(Task directions) Copy the data below exactly.

(Dataset content)
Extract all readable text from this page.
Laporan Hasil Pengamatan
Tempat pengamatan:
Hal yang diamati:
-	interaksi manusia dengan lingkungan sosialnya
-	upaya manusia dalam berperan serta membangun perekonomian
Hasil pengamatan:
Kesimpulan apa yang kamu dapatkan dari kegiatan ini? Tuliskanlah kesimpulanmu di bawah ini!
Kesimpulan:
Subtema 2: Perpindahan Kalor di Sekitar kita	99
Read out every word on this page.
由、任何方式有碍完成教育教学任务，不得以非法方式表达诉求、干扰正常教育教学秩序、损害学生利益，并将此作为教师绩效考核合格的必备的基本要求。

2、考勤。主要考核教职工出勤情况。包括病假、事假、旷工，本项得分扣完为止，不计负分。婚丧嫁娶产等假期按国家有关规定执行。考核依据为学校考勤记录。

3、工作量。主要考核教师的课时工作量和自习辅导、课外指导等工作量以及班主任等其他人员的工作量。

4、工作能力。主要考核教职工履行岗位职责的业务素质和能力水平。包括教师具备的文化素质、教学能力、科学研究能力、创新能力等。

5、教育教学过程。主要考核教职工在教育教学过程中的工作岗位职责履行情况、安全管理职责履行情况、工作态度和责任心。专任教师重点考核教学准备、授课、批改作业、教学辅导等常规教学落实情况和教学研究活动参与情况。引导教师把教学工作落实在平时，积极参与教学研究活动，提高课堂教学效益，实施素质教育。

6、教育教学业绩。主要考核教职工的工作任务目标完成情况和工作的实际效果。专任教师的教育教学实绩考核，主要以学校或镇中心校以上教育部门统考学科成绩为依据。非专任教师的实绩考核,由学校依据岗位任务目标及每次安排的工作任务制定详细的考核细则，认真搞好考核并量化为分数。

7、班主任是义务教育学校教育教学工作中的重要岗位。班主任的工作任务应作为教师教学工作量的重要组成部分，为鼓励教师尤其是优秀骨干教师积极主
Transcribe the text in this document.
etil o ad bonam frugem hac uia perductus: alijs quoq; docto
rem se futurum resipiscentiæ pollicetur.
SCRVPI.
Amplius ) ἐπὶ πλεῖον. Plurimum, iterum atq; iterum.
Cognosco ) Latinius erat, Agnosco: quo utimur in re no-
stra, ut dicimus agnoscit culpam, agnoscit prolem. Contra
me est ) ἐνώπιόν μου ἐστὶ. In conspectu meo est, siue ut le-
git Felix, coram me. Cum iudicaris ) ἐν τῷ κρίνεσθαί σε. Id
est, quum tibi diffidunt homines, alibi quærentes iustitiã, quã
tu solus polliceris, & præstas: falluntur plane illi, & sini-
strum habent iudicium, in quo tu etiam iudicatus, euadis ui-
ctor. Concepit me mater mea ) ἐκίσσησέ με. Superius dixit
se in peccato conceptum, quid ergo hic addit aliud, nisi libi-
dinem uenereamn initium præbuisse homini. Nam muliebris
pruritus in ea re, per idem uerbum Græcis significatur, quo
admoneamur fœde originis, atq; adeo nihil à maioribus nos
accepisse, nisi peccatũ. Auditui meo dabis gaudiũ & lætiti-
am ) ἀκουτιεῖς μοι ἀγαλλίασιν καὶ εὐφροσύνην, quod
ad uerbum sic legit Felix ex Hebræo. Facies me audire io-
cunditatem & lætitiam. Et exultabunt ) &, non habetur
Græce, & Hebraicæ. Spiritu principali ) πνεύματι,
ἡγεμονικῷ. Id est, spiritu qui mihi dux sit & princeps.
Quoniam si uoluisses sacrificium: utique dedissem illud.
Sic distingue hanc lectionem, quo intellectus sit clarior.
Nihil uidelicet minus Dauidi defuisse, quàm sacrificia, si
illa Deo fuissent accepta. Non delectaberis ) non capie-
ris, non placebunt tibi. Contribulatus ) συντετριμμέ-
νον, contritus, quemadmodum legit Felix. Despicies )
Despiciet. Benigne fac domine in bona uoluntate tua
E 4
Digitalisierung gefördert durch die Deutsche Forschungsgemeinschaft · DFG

(Exercise answer)
Extract all readable text from this page.
Laporan Hasil Pengamatan
Tempat pengamatan:
Hal yang diamati:
-	interaksi manusia dengan lingkungan sosialnya
-	upaya manusia dalam berperan serta membangun perekonomian
Hasil pengamatan:
Kesimpulan apa yang kamu dapatkan dari kegiatan ini? Tuliskanlah kesimpulanmu di bawah ini!
Kesimpulan:
Subtema 2: Perpindahan Kalor di Sekitar kita	99
Read out every word on this page.
由、任何方式有碍完成教育教学任务，不得以非法方式表达诉求、干扰正常教育教学秩序、损害学生利益，并将此作为教师绩效考核合格的必备的基本要求。

2、考勤。主要考核教职工出勤情况。包括病假、事假、旷工，本项得分扣完为止，不计负分。婚丧嫁娶产等假期按国家有关规定执行。考核依据为学校考勤记录。

3、工作量。主要考核教师的课时工作量和自习辅导、课外指导等工作量以及班主任等其他人员的工作量。

4、工作能力。主要考核教职工履行岗位职责的业务素质和能力水平。包括教师具备的文化素质、教学能力、科学研究能力、创新能力等。

5、教育教学过程。主要考核教职工在教育教学过程中的工作岗位职责履行情况、安全管理职责履行情况、工作态度和责任心。专任教师重点考核教学准备、授课、批改作业、教学辅导等常规教学落实情况和教学研究活动参与情况。引导教师把教学工作落实在平时，积极参与教学研究活动，提高课堂教学效益，实施素质教育。

6、教育教学业绩。主要考核教职工的工作任务目标完成情况和工作的实际效果。专任教师的教育教学实绩考核，主要以学校或镇中心校以上教育部门统考学科成绩为依据。非专任教师的实绩考核,由学校依据岗位任务目标及每次安排的工作任务制定详细的考核细则，认真搞好考核并量化为分数。

7、班主任是义务教育学校教育教学工作中的重要岗位。班主任的工作任务应作为教师教学工作量的重要组成部分，为鼓励教师尤其是优秀骨干教师积极主
Transcribe the text in this document.
etil o ad bonam frugem hac uia perductus: alijs quoq; docto
rem se futurum resipiscentiæ pollicetur.
SCRVPI.
Amplius ) ἐπὶ πλεῖον. Plurimum, iterum atq; iterum.
Cognosco ) Latinius erat, Agnosco: quo utimur in re no-
stra, ut dicimus agnoscit culpam, agnoscit prolem. Contra
me est ) ἐνώπιόν μου ἐστὶ. In conspectu meo est, siue ut le-
git Felix, coram me. Cum iudicaris ) ἐν τῷ κρίνεσθαί σε. Id
est, quum tibi diffidunt homines, alibi quærentes iustitiã, quã
tu solus polliceris, & præstas: falluntur plane illi, & sini-
strum habent iudicium, in quo tu etiam iudicatus, euadis ui-
ctor. Concepit me mater mea ) ἐκίσσησέ με. Superius dixit
se in peccato conceptum, quid ergo hic addit aliud, nisi libi-
dinem uenereamn initium præbuisse homini. Nam muliebris
pruritus in ea re, per idem uerbum Græcis significatur, quo
admoneamur fœde originis, atq; adeo nihil à maioribus nos
accepisse, nisi peccatũ. Auditui meo dabis gaudiũ & lætiti-
am ) ἀκουτιεῖς μοι ἀγαλλίασιν καὶ εὐφροσύνην, quod
ad uerbum sic legit Felix ex Hebræo. Facies me audire io-
cunditatem & lætitiam. Et exultabunt ) &, non habetur
Græce, & Hebraicæ. Spiritu principali ) πνεύματι,
ἡγεμονικῷ. Id est, spiritu qui mihi dux sit & princeps.
Quoniam si uoluisses sacrificium: utique dedissem illud.
Sic distingue hanc lectionem, quo intellectus sit clarior.
Nihil uidelicet minus Dauidi defuisse, quàm sacrificia, si
illa Deo fuissent accepta. Non delectaberis ) non capie-
ris, non placebunt tibi. Contribulatus ) συντετριμμέ-
νον, contritus, quemadmodum legit Felix. Despicies )
Despiciet. Benigne fac domine in bona uoluntate tua
E 4
Digitalisierung gefördert durch die Deutsche Forschungsgemeinschaft · DFG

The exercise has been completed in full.